[Required work]: Look through the listing below and give the number of lines that hold "signāls". Say nothing more.

[Working data]:

▽

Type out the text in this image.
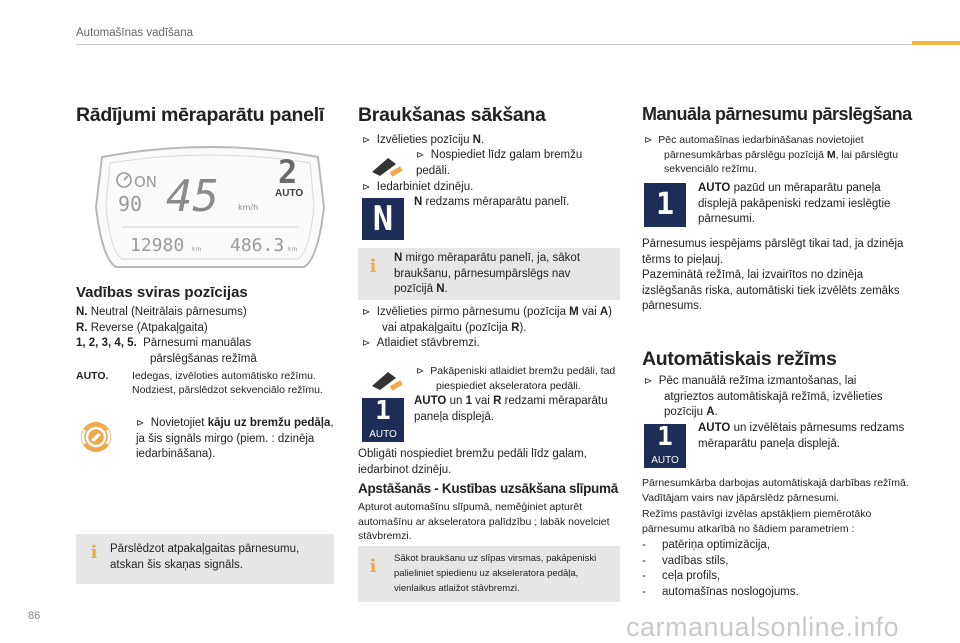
Automašīnas vadīšana
Rādījumi mēraparātu panelī
ON
90 45 km/h
2
AUTO
12980 km 486.3 km
Vadības sviras pozīcijas
N. Neutral (Neitrālais pārnesums)
R. Reverse (Atpakaļgaita)
1, 2, 3, 4, 5. Pārnesumi manuālas
pārslēgšanas režīmā
AUTO. Iedegas, izvēloties automātisko režīmu.
Nodziest, pārslēdzot sekvenciālo režīmu.
⊳ Novietojiet kāju uz bremžu pedāļa, ja šis signāls mirgo (piem. : dzinēja iedarbināšana).
i	Pārslēdzot atpakaļgaitas pārnesumu, atskan šis skaņas signāls.
Braukšanas sākšana
⊳ Izvēlieties pozīciju N.
⊳ Nospiediet līdz galam bremžu pedāli.
⊳ Iedarbiniet dzinēju.
N	N redzams mēraparātu panelī.
i	N mirgo mēraparātu panelī, ja, sākot braukšanu, pārnesumpārslēgs nav pozīcijā N.
⊳ Izvēlieties pirmo pārnesumu (pozīcija M vai A) vai atpakaļgaitu (pozīcija R).
⊳ Atlaidiet stāvbremzi.
⊳ Pakāpeniski atlaidiet bremžu pedāli, tad piespiediet akseleratora pedāli.
1
AUTO
AUTO un 1 vai R redzami mēraparātu paneļa displejā.
Obligāti nospiediet bremžu pedāli līdz galam, iedarbinot dzinēju.
Apstāšanās - Kustības uzsākšana slīpumā
Apturot automašīnu slīpumā, neměģiniet apturēt automašīnu ar akseleratora palīdzību ; labāk novelciet stāvbremzi.
i	Sākot braukšanu uz slīpas virsmas, pakāpeniski palieliniet spiedienu uz akseleratora pedāļa, vienlaikus atlaižot stāvbremzi.
Manuāla pārnesumu pārslēgšana
⊳ Pēc automašīnas iedarbināšanas novietojiet pārnesumkārbas pārslēgu pozīcijā M, lai pārslēgtu sekvenciālo režīmu.
1	AUTO pazūd un mēraparātu paneļa displejā pakāpeniski redzami ieslēgtie pārnesumi.
Pārnesumus iespējams pārslēgt tikai tad, ja dzinēja tērms to pieļauj.
Pazeminātā režīmā, lai izvairītos no dzinēja izslēgšanās riska, automātiski tiek izvēlēts zemāks pārnesums.
Automātiskais režīms
⊳ Pēc manuālā režīma izmantošanas, lai atgrieztos automātiskajā režīmā, izvēlieties pozīciju A.
1
AUTO
AUTO un izvēlētais pārnesums redzams mēraparātu paneļa displejā.
Pārnesumkārba darbojas automātiskajā darbības režīmā. Vadītājam vairs nav jāpārslēdz pārnesumi.
Režīms pastāvīgi izvēlas apstākļiem piemērotāko pārnesumu atkarībā no šādiem parametriem :
- patēriņa optimizācija,
- vadības stils,
- ceļa profils,
- automašīnas noslogojums.
86	carmanualsonline.info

△

[Result of the exercise]: 2